> Work to do:
Exact reproduction is required for all entries.
[Start]
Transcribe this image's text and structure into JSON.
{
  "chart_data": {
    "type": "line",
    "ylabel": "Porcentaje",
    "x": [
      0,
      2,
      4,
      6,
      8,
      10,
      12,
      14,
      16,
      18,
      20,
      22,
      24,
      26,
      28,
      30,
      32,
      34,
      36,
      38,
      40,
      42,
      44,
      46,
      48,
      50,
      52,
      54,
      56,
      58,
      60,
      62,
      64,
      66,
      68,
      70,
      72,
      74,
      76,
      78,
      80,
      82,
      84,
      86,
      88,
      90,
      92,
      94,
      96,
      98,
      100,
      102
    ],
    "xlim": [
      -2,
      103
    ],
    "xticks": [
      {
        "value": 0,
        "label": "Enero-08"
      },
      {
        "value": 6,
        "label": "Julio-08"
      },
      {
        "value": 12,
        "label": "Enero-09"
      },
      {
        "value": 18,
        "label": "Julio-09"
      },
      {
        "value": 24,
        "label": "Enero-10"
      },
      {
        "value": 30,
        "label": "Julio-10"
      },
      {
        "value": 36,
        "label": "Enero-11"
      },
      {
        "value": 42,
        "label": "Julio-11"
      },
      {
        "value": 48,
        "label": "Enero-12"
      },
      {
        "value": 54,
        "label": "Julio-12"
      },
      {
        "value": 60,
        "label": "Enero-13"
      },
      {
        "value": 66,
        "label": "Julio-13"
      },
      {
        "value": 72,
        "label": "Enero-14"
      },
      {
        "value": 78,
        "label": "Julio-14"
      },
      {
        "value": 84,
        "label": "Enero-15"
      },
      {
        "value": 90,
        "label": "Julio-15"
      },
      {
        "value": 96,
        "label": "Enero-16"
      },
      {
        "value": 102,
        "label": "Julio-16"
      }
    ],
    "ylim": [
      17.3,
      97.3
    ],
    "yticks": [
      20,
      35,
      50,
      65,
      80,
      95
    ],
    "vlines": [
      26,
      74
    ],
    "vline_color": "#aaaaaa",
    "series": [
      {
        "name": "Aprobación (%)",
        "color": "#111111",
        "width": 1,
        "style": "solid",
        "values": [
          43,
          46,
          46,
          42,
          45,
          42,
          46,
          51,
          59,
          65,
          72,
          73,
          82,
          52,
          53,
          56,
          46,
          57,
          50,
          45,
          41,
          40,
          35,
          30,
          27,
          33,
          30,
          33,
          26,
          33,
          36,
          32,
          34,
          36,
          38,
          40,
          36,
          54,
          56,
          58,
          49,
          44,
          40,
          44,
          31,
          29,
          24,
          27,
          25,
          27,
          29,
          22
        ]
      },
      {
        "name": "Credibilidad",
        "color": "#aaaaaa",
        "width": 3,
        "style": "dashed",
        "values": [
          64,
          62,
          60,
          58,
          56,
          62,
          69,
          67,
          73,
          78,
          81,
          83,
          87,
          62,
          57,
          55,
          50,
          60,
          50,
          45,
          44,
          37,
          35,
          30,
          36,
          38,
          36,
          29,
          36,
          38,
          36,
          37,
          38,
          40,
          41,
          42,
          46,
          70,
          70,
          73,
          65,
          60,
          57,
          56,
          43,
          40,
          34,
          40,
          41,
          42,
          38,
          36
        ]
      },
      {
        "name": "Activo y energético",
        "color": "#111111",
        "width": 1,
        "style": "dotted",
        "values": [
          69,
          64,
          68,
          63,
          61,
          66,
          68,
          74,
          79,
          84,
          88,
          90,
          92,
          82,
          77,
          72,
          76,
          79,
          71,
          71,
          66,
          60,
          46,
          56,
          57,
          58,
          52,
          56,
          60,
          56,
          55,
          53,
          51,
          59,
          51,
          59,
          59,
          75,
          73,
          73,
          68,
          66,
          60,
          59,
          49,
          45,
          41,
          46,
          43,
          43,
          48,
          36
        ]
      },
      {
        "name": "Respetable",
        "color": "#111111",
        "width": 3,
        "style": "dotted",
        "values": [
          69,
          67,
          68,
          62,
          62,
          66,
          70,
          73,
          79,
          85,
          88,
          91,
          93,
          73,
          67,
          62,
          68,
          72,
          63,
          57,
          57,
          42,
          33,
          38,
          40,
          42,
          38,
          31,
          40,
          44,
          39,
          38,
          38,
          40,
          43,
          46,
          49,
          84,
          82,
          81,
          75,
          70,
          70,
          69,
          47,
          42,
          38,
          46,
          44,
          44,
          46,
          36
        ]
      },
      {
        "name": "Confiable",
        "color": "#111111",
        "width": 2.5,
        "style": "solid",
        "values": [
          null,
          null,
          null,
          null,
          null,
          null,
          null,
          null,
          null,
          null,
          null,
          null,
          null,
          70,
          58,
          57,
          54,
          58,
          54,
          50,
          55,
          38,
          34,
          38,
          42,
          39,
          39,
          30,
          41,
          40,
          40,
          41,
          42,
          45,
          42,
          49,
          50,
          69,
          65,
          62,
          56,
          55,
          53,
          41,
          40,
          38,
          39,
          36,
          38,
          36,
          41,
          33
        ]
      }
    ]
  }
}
[End]
> Task result:
Transcribe this image's text and structure into JSON.
{
  "chart_data": {
    "type": "line",
    "ylabel": "Porcentaje",
    "x": [
      0,
      2,
      4,
      6,
      8,
      10,
      12,
      14,
      16,
      18,
      20,
      22,
      24,
      26,
      28,
      30,
      32,
      34,
      36,
      38,
      40,
      42,
      44,
      46,
      48,
      50,
      52,
      54,
      56,
      58,
      60,
      62,
      64,
      66,
      68,
      70,
      72,
      74,
      76,
      78,
      80,
      82,
      84,
      86,
      88,
      90,
      92,
      94,
      96,
      98,
      100,
      102
    ],
    "xlim": [
      -2,
      103
    ],
    "xticks": [
      {
        "value": 0,
        "label": "Enero-08"
      },
      {
        "value": 6,
        "label": "Julio-08"
      },
      {
        "value": 12,
        "label": "Enero-09"
      },
      {
        "value": 18,
        "label": "Julio-09"
      },
      {
        "value": 24,
        "label": "Enero-10"
      },
      {
        "value": 30,
        "label": "Julio-10"
      },
      {
        "value": 36,
        "label": "Enero-11"
      },
      {
        "value": 42,
        "label": "Julio-11"
      },
      {
        "value": 48,
        "label": "Enero-12"
      },
      {
        "value": 54,
        "label": "Julio-12"
      },
      {
        "value": 60,
        "label": "Enero-13"
      },
      {
        "value": 66,
        "label": "Julio-13"
      },
      {
        "value": 72,
        "label": "Enero-14"
      },
      {
        "value": 78,
        "label": "Julio-14"
      },
      {
        "value": 84,
        "label": "Enero-15"
      },
      {
        "value": 90,
        "label": "Julio-15"
      },
      {
        "value": 96,
        "label": "Enero-16"
      },
      {
        "value": 102,
        "label": "Julio-16"
      }
    ],
    "ylim": [
      17.3,
      97.3
    ],
    "yticks": [
      20,
      35,
      50,
      65,
      80,
      95
    ],
    "vlines": [
      26,
      74
    ],
    "vline_color": "#aaaaaa",
    "series": [
      {
        "name": "Aprobación (%)",
        "color": "#111111",
        "width": 1,
        "style": "solid",
        "values": [
          43,
          46,
          46,
          42,
          45,
          42,
          46,
          51,
          59,
          65,
          72,
          73,
          82,
          52,
          53,
          56,
          46,
          57,
          50,
          45,
          41,
          40,
          35,
          30,
          27,
          33,
          30,
          33,
          26,
          33,
          36,
          32,
          34,
          36,
          38,
          40,
          36,
          54,
          56,
          58,
          49,
          44,
          40,
          44,
          31,
          29,
          24,
          27,
          25,
          27,
          29,
          22
        ]
      },
      {
        "name": "Credibilidad",
        "color": "#aaaaaa",
        "width": 3,
        "style": "dashed",
        "values": [
          64,
          62,
          60,
          58,
          56,
          62,
          69,
          67,
          73,
          78,
          81,
          83,
          87,
          62,
          57,
          55,
          50,
          60,
          50,
          45,
          44,
          37,
          35,
          30,
          36,
          38,
          36,
          29,
          36,
          38,
          36,
          37,
          38,
          40,
          41,
          42,
          46,
          70,
          70,
          73,
          65,
          60,
          57,
          56,
          43,
          40,
          34,
          40,
          41,
          42,
          38,
          36
        ]
      },
      {
        "name": "Activo y energético",
        "color": "#111111",
        "width": 1,
        "style": "dotted",
        "values": [
          69,
          64,
          68,
          63,
          61,
          66,
          68,
          74,
          79,
          84,
          88,
          90,
          92,
          82,
          77,
          72,
          76,
          79,
          71,
          71,
          66,
          60,
          46,
          56,
          57,
          58,
          52,
          56,
          60,
          56,
          55,
          53,
          51,
          59,
          51,
          59,
          59,
          75,
          73,
          73,
          68,
          66,
          60,
          59,
          49,
          45,
          41,
          46,
          43,
          43,
          48,
          36
        ]
      },
      {
        "name": "Respetable",
        "color": "#111111",
        "width": 3,
        "style": "dotted",
        "values": [
          69,
          67,
          68,
          62,
          62,
          66,
          70,
          73,
          79,
          85,
          88,
          91,
          93,
          73,
          67,
          62,
          68,
          72,
          63,
          57,
          57,
          42,
          33,
          38,
          40,
          42,
          38,
          31,
          40,
          44,
          39,
          38,
          38,
          40,
          43,
          46,
          49,
          84,
          82,
          81,
          75,
          70,
          70,
          69,
          47,
          42,
          38,
          46,
          44,
          44,
          46,
          36
        ]
      },
      {
        "name": "Confiable",
        "color": "#111111",
        "width": 2.5,
        "style": "solid",
        "values": [
          null,
          null,
          null,
          null,
          null,
          null,
          null,
          null,
          null,
          null,
          null,
          null,
          null,
          70,
          58,
          57,
          54,
          58,
          54,
          50,
          55,
          38,
          34,
          38,
          42,
          39,
          39,
          30,
          41,
          40,
          40,
          41,
          42,
          45,
          42,
          49,
          50,
          69,
          65,
          62,
          56,
          55,
          53,
          41,
          40,
          38,
          39,
          36,
          38,
          36,
          41,
          33
        ]
      }
    ]
  }
}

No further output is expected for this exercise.